[Start GIVEN RECORDS]
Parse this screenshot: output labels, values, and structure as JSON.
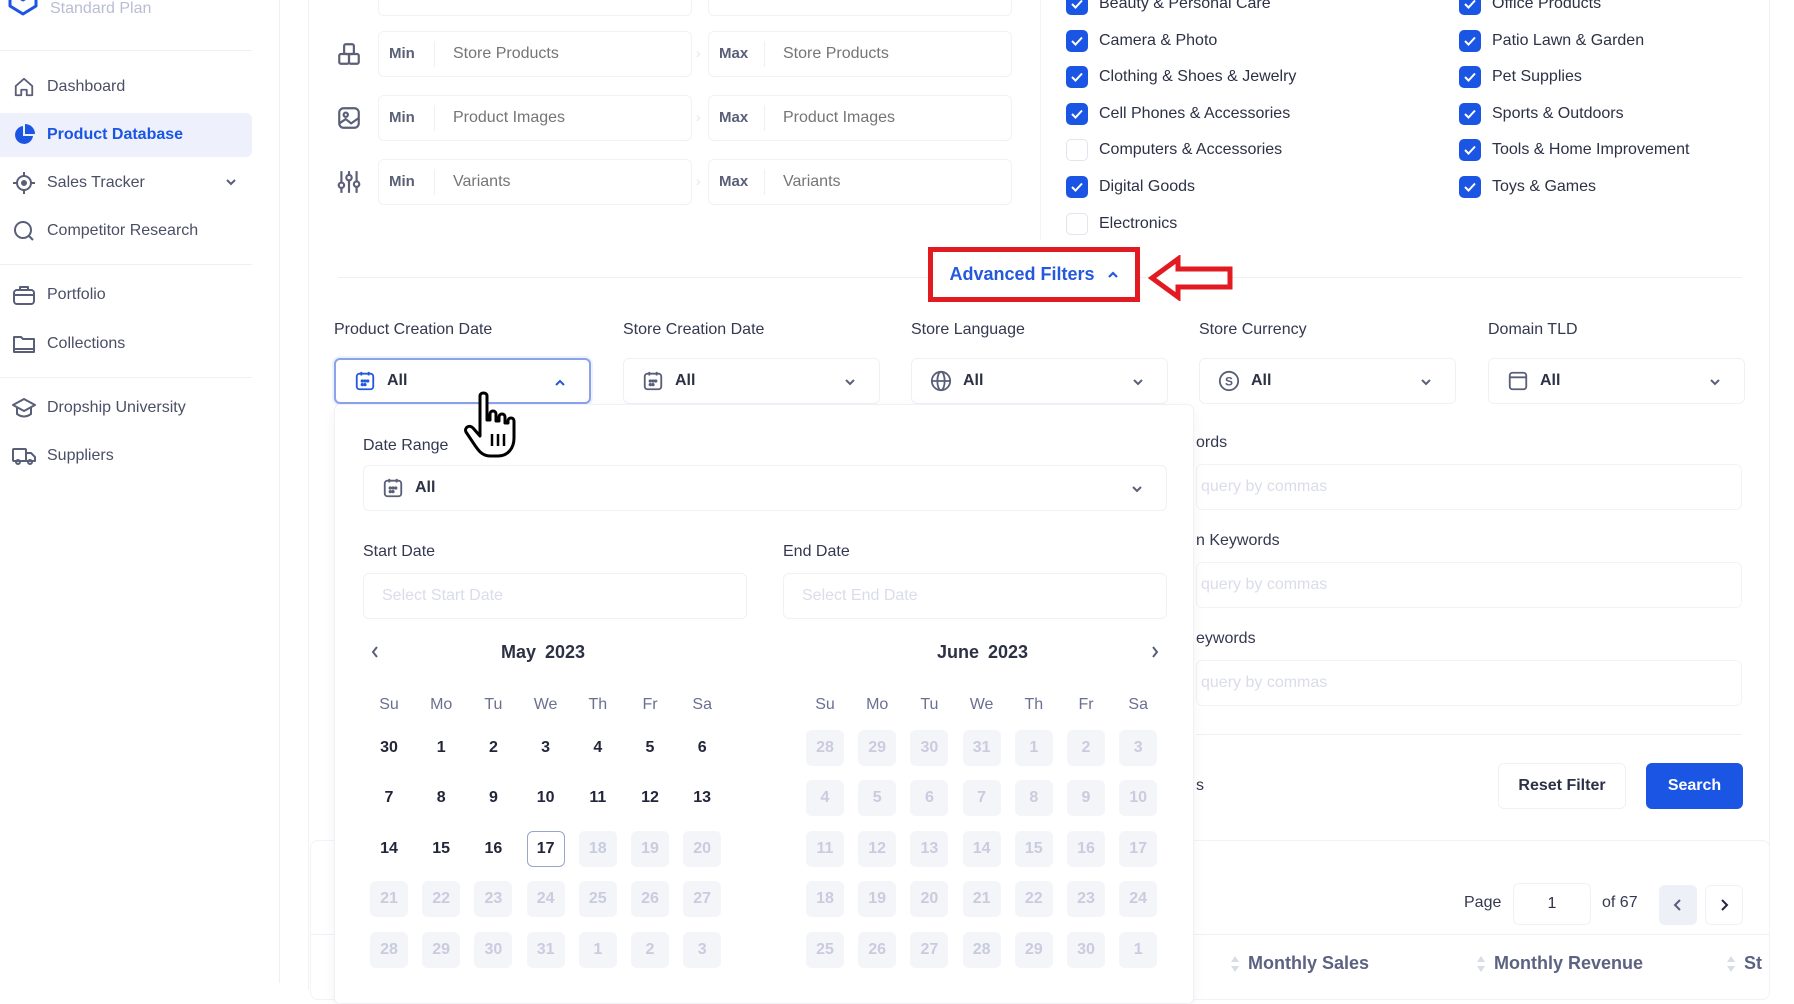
{
  "sidebar": {
    "plan": "Standard Plan",
    "items": [
      {
        "label": "Dashboard",
        "icon": "home-icon"
      },
      {
        "label": "Product Database",
        "icon": "pie-chart-icon",
        "active": true
      },
      {
        "label": "Sales Tracker",
        "icon": "target-icon",
        "expandable": true
      },
      {
        "label": "Competitor Research",
        "icon": "search-icon"
      },
      {
        "label": "Portfolio",
        "icon": "briefcase-icon"
      },
      {
        "label": "Collections",
        "icon": "folder-icon"
      },
      {
        "label": "Dropship University",
        "icon": "graduation-cap-icon"
      },
      {
        "label": "Suppliers",
        "icon": "truck-icon"
      }
    ]
  },
  "range_filters": [
    {
      "icon": "boxes-icon",
      "min_label": "Min",
      "min_placeholder": "Store Products",
      "max_label": "Max",
      "max_placeholder": "Store Products"
    },
    {
      "icon": "image-icon",
      "min_label": "Min",
      "min_placeholder": "Product Images",
      "max_label": "Max",
      "max_placeholder": "Product Images"
    },
    {
      "icon": "sliders-icon",
      "min_label": "Min",
      "min_placeholder": "Variants",
      "max_label": "Max",
      "max_placeholder": "Variants"
    }
  ],
  "categories": {
    "left": [
      {
        "label": "Beauty & Personal Care",
        "checked": true
      },
      {
        "label": "Camera & Photo",
        "checked": true
      },
      {
        "label": "Clothing & Shoes & Jewelry",
        "checked": true
      },
      {
        "label": "Cell Phones & Accessories",
        "checked": true
      },
      {
        "label": "Computers & Accessories",
        "checked": false
      },
      {
        "label": "Digital Goods",
        "checked": true
      },
      {
        "label": "Electronics",
        "checked": false
      }
    ],
    "right": [
      {
        "label": "Office Products",
        "checked": true
      },
      {
        "label": "Patio Lawn & Garden",
        "checked": true
      },
      {
        "label": "Pet Supplies",
        "checked": true
      },
      {
        "label": "Sports & Outdoors",
        "checked": true
      },
      {
        "label": "Tools & Home Improvement",
        "checked": true
      },
      {
        "label": "Toys & Games",
        "checked": true
      }
    ]
  },
  "advanced_filters": {
    "label": "Advanced Filters",
    "expanded": true,
    "highlight_color": "#e21b23"
  },
  "filters": [
    {
      "label": "Product Creation Date",
      "value": "All",
      "icon": "calendar-icon",
      "open": true
    },
    {
      "label": "Store Creation Date",
      "value": "All",
      "icon": "calendar-icon"
    },
    {
      "label": "Store Language",
      "value": "All",
      "icon": "globe-icon"
    },
    {
      "label": "Store Currency",
      "value": "All",
      "icon": "dollar-circle-icon"
    },
    {
      "label": "Domain TLD",
      "value": "All",
      "icon": "browser-window-icon"
    }
  ],
  "date_popover": {
    "range_label": "Date Range",
    "range_value": "All",
    "start_label": "Start Date",
    "start_placeholder": "Select Start Date",
    "end_label": "End Date",
    "end_placeholder": "Select End Date",
    "weekdays": [
      "Su",
      "Mo",
      "Tu",
      "We",
      "Th",
      "Fr",
      "Sa"
    ],
    "months": [
      {
        "title": "May  2023",
        "today": 17,
        "rows": [
          [
            {
              "d": "30",
              "s": "n"
            },
            {
              "d": "1",
              "s": "n"
            },
            {
              "d": "2",
              "s": "n"
            },
            {
              "d": "3",
              "s": "n"
            },
            {
              "d": "4",
              "s": "n"
            },
            {
              "d": "5",
              "s": "n"
            },
            {
              "d": "6",
              "s": "n"
            }
          ],
          [
            {
              "d": "7",
              "s": "n"
            },
            {
              "d": "8",
              "s": "n"
            },
            {
              "d": "9",
              "s": "n"
            },
            {
              "d": "10",
              "s": "n"
            },
            {
              "d": "11",
              "s": "n"
            },
            {
              "d": "12",
              "s": "n"
            },
            {
              "d": "13",
              "s": "n"
            }
          ],
          [
            {
              "d": "14",
              "s": "n"
            },
            {
              "d": "15",
              "s": "n"
            },
            {
              "d": "16",
              "s": "n"
            },
            {
              "d": "17",
              "s": "t"
            },
            {
              "d": "18",
              "s": "x"
            },
            {
              "d": "19",
              "s": "x"
            },
            {
              "d": "20",
              "s": "x"
            }
          ],
          [
            {
              "d": "21",
              "s": "x"
            },
            {
              "d": "22",
              "s": "x"
            },
            {
              "d": "23",
              "s": "x"
            },
            {
              "d": "24",
              "s": "x"
            },
            {
              "d": "25",
              "s": "x"
            },
            {
              "d": "26",
              "s": "x"
            },
            {
              "d": "27",
              "s": "x"
            }
          ],
          [
            {
              "d": "28",
              "s": "x"
            },
            {
              "d": "29",
              "s": "x"
            },
            {
              "d": "30",
              "s": "x"
            },
            {
              "d": "31",
              "s": "x"
            },
            {
              "d": "1",
              "s": "x"
            },
            {
              "d": "2",
              "s": "x"
            },
            {
              "d": "3",
              "s": "x"
            }
          ]
        ]
      },
      {
        "title": "June  2023",
        "rows": [
          [
            {
              "d": "28",
              "s": "x"
            },
            {
              "d": "29",
              "s": "x"
            },
            {
              "d": "30",
              "s": "x"
            },
            {
              "d": "31",
              "s": "x"
            },
            {
              "d": "1",
              "s": "x"
            },
            {
              "d": "2",
              "s": "x"
            },
            {
              "d": "3",
              "s": "x"
            }
          ],
          [
            {
              "d": "4",
              "s": "x"
            },
            {
              "d": "5",
              "s": "x"
            },
            {
              "d": "6",
              "s": "x"
            },
            {
              "d": "7",
              "s": "x"
            },
            {
              "d": "8",
              "s": "x"
            },
            {
              "d": "9",
              "s": "x"
            },
            {
              "d": "10",
              "s": "x"
            }
          ],
          [
            {
              "d": "11",
              "s": "x"
            },
            {
              "d": "12",
              "s": "x"
            },
            {
              "d": "13",
              "s": "x"
            },
            {
              "d": "14",
              "s": "x"
            },
            {
              "d": "15",
              "s": "x"
            },
            {
              "d": "16",
              "s": "x"
            },
            {
              "d": "17",
              "s": "x"
            }
          ],
          [
            {
              "d": "18",
              "s": "x"
            },
            {
              "d": "19",
              "s": "x"
            },
            {
              "d": "20",
              "s": "x"
            },
            {
              "d": "21",
              "s": "x"
            },
            {
              "d": "22",
              "s": "x"
            },
            {
              "d": "23",
              "s": "x"
            },
            {
              "d": "24",
              "s": "x"
            }
          ],
          [
            {
              "d": "25",
              "s": "x"
            },
            {
              "d": "26",
              "s": "x"
            },
            {
              "d": "27",
              "s": "x"
            },
            {
              "d": "28",
              "s": "x"
            },
            {
              "d": "29",
              "s": "x"
            },
            {
              "d": "30",
              "s": "x"
            },
            {
              "d": "1",
              "s": "x"
            }
          ]
        ]
      }
    ]
  },
  "keywords": {
    "fields": [
      {
        "label_partial": "ords",
        "placeholder": "query by commas"
      },
      {
        "label_partial": "n Keywords",
        "placeholder": "query by commas"
      },
      {
        "label_partial": "eywords",
        "placeholder": "query by commas"
      }
    ],
    "trailing_label_partial": "s",
    "reset_label": "Reset Filter",
    "search_label": "Search"
  },
  "pagination": {
    "page_label": "Page",
    "current_page": "1",
    "of_label": "of 67"
  },
  "table_headers": [
    "Monthly Sales",
    "Monthly Revenue",
    "St"
  ],
  "colors": {
    "brand": "#1a55e3",
    "annotation": "#e21b23"
  }
}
[End GIVEN RECORDS]
- _REQUIRED TASK_
Pictures stay out; repeat all the rest of the records exactly.

- _TASK RESULT_
Parse this screenshot: output labels, values, and structure as JSON.
{
  "sidebar": {
    "plan": "Standard Plan",
    "items": [
      {
        "label": "Dashboard",
        "icon": "home-icon"
      },
      {
        "label": "Product Database",
        "icon": "pie-chart-icon",
        "active": true
      },
      {
        "label": "Sales Tracker",
        "icon": "target-icon",
        "expandable": true
      },
      {
        "label": "Competitor Research",
        "icon": "search-icon"
      },
      {
        "label": "Portfolio",
        "icon": "briefcase-icon"
      },
      {
        "label": "Collections",
        "icon": "folder-icon"
      },
      {
        "label": "Dropship University",
        "icon": "graduation-cap-icon"
      },
      {
        "label": "Suppliers",
        "icon": "truck-icon"
      }
    ]
  },
  "range_filters": [
    {
      "icon": "boxes-icon",
      "min_label": "Min",
      "min_placeholder": "Store Products",
      "max_label": "Max",
      "max_placeholder": "Store Products"
    },
    {
      "icon": "image-icon",
      "min_label": "Min",
      "min_placeholder": "Product Images",
      "max_label": "Max",
      "max_placeholder": "Product Images"
    },
    {
      "icon": "sliders-icon",
      "min_label": "Min",
      "min_placeholder": "Variants",
      "max_label": "Max",
      "max_placeholder": "Variants"
    }
  ],
  "categories": {
    "left": [
      {
        "label": "Beauty & Personal Care",
        "checked": true
      },
      {
        "label": "Camera & Photo",
        "checked": true
      },
      {
        "label": "Clothing & Shoes & Jewelry",
        "checked": true
      },
      {
        "label": "Cell Phones & Accessories",
        "checked": true
      },
      {
        "label": "Computers & Accessories",
        "checked": false
      },
      {
        "label": "Digital Goods",
        "checked": true
      },
      {
        "label": "Electronics",
        "checked": false
      }
    ],
    "right": [
      {
        "label": "Office Products",
        "checked": true
      },
      {
        "label": "Patio Lawn & Garden",
        "checked": true
      },
      {
        "label": "Pet Supplies",
        "checked": true
      },
      {
        "label": "Sports & Outdoors",
        "checked": true
      },
      {
        "label": "Tools & Home Improvement",
        "checked": true
      },
      {
        "label": "Toys & Games",
        "checked": true
      }
    ]
  },
  "advanced_filters": {
    "label": "Advanced Filters",
    "expanded": true,
    "highlight_color": "#e21b23"
  },
  "filters": [
    {
      "label": "Product Creation Date",
      "value": "All",
      "icon": "calendar-icon",
      "open": true
    },
    {
      "label": "Store Creation Date",
      "value": "All",
      "icon": "calendar-icon"
    },
    {
      "label": "Store Language",
      "value": "All",
      "icon": "globe-icon"
    },
    {
      "label": "Store Currency",
      "value": "All",
      "icon": "dollar-circle-icon"
    },
    {
      "label": "Domain TLD",
      "value": "All",
      "icon": "browser-window-icon"
    }
  ],
  "date_popover": {
    "range_label": "Date Range",
    "range_value": "All",
    "start_label": "Start Date",
    "start_placeholder": "Select Start Date",
    "end_label": "End Date",
    "end_placeholder": "Select End Date",
    "weekdays": [
      "Su",
      "Mo",
      "Tu",
      "We",
      "Th",
      "Fr",
      "Sa"
    ],
    "months": [
      {
        "title": "May  2023",
        "today": 17,
        "rows": [
          [
            {
              "d": "30",
              "s": "n"
            },
            {
              "d": "1",
              "s": "n"
            },
            {
              "d": "2",
              "s": "n"
            },
            {
              "d": "3",
              "s": "n"
            },
            {
              "d": "4",
              "s": "n"
            },
            {
              "d": "5",
              "s": "n"
            },
            {
              "d": "6",
              "s": "n"
            }
          ],
          [
            {
              "d": "7",
              "s": "n"
            },
            {
              "d": "8",
              "s": "n"
            },
            {
              "d": "9",
              "s": "n"
            },
            {
              "d": "10",
              "s": "n"
            },
            {
              "d": "11",
              "s": "n"
            },
            {
              "d": "12",
              "s": "n"
            },
            {
              "d": "13",
              "s": "n"
            }
          ],
          [
            {
              "d": "14",
              "s": "n"
            },
            {
              "d": "15",
              "s": "n"
            },
            {
              "d": "16",
              "s": "n"
            },
            {
              "d": "17",
              "s": "t"
            },
            {
              "d": "18",
              "s": "x"
            },
            {
              "d": "19",
              "s": "x"
            },
            {
              "d": "20",
              "s": "x"
            }
          ],
          [
            {
              "d": "21",
              "s": "x"
            },
            {
              "d": "22",
              "s": "x"
            },
            {
              "d": "23",
              "s": "x"
            },
            {
              "d": "24",
              "s": "x"
            },
            {
              "d": "25",
              "s": "x"
            },
            {
              "d": "26",
              "s": "x"
            },
            {
              "d": "27",
              "s": "x"
            }
          ],
          [
            {
              "d": "28",
              "s": "x"
            },
            {
              "d": "29",
              "s": "x"
            },
            {
              "d": "30",
              "s": "x"
            },
            {
              "d": "31",
              "s": "x"
            },
            {
              "d": "1",
              "s": "x"
            },
            {
              "d": "2",
              "s": "x"
            },
            {
              "d": "3",
              "s": "x"
            }
          ]
        ]
      },
      {
        "title": "June  2023",
        "rows": [
          [
            {
              "d": "28",
              "s": "x"
            },
            {
              "d": "29",
              "s": "x"
            },
            {
              "d": "30",
              "s": "x"
            },
            {
              "d": "31",
              "s": "x"
            },
            {
              "d": "1",
              "s": "x"
            },
            {
              "d": "2",
              "s": "x"
            },
            {
              "d": "3",
              "s": "x"
            }
          ],
          [
            {
              "d": "4",
              "s": "x"
            },
            {
              "d": "5",
              "s": "x"
            },
            {
              "d": "6",
              "s": "x"
            },
            {
              "d": "7",
              "s": "x"
            },
            {
              "d": "8",
              "s": "x"
            },
            {
              "d": "9",
              "s": "x"
            },
            {
              "d": "10",
              "s": "x"
            }
          ],
          [
            {
              "d": "11",
              "s": "x"
            },
            {
              "d": "12",
              "s": "x"
            },
            {
              "d": "13",
              "s": "x"
            },
            {
              "d": "14",
              "s": "x"
            },
            {
              "d": "15",
              "s": "x"
            },
            {
              "d": "16",
              "s": "x"
            },
            {
              "d": "17",
              "s": "x"
            }
          ],
          [
            {
              "d": "18",
              "s": "x"
            },
            {
              "d": "19",
              "s": "x"
            },
            {
              "d": "20",
              "s": "x"
            },
            {
              "d": "21",
              "s": "x"
            },
            {
              "d": "22",
              "s": "x"
            },
            {
              "d": "23",
              "s": "x"
            },
            {
              "d": "24",
              "s": "x"
            }
          ],
          [
            {
              "d": "25",
              "s": "x"
            },
            {
              "d": "26",
              "s": "x"
            },
            {
              "d": "27",
              "s": "x"
            },
            {
              "d": "28",
              "s": "x"
            },
            {
              "d": "29",
              "s": "x"
            },
            {
              "d": "30",
              "s": "x"
            },
            {
              "d": "1",
              "s": "x"
            }
          ]
        ]
      }
    ]
  },
  "keywords": {
    "fields": [
      {
        "label_partial": "ords",
        "placeholder": "query by commas"
      },
      {
        "label_partial": "n Keywords",
        "placeholder": "query by commas"
      },
      {
        "label_partial": "eywords",
        "placeholder": "query by commas"
      }
    ],
    "trailing_label_partial": "s",
    "reset_label": "Reset Filter",
    "search_label": "Search"
  },
  "pagination": {
    "page_label": "Page",
    "current_page": "1",
    "of_label": "of 67"
  },
  "table_headers": [
    "Monthly Sales",
    "Monthly Revenue",
    "St"
  ],
  "colors": {
    "brand": "#1a55e3",
    "annotation": "#e21b23"
  }
}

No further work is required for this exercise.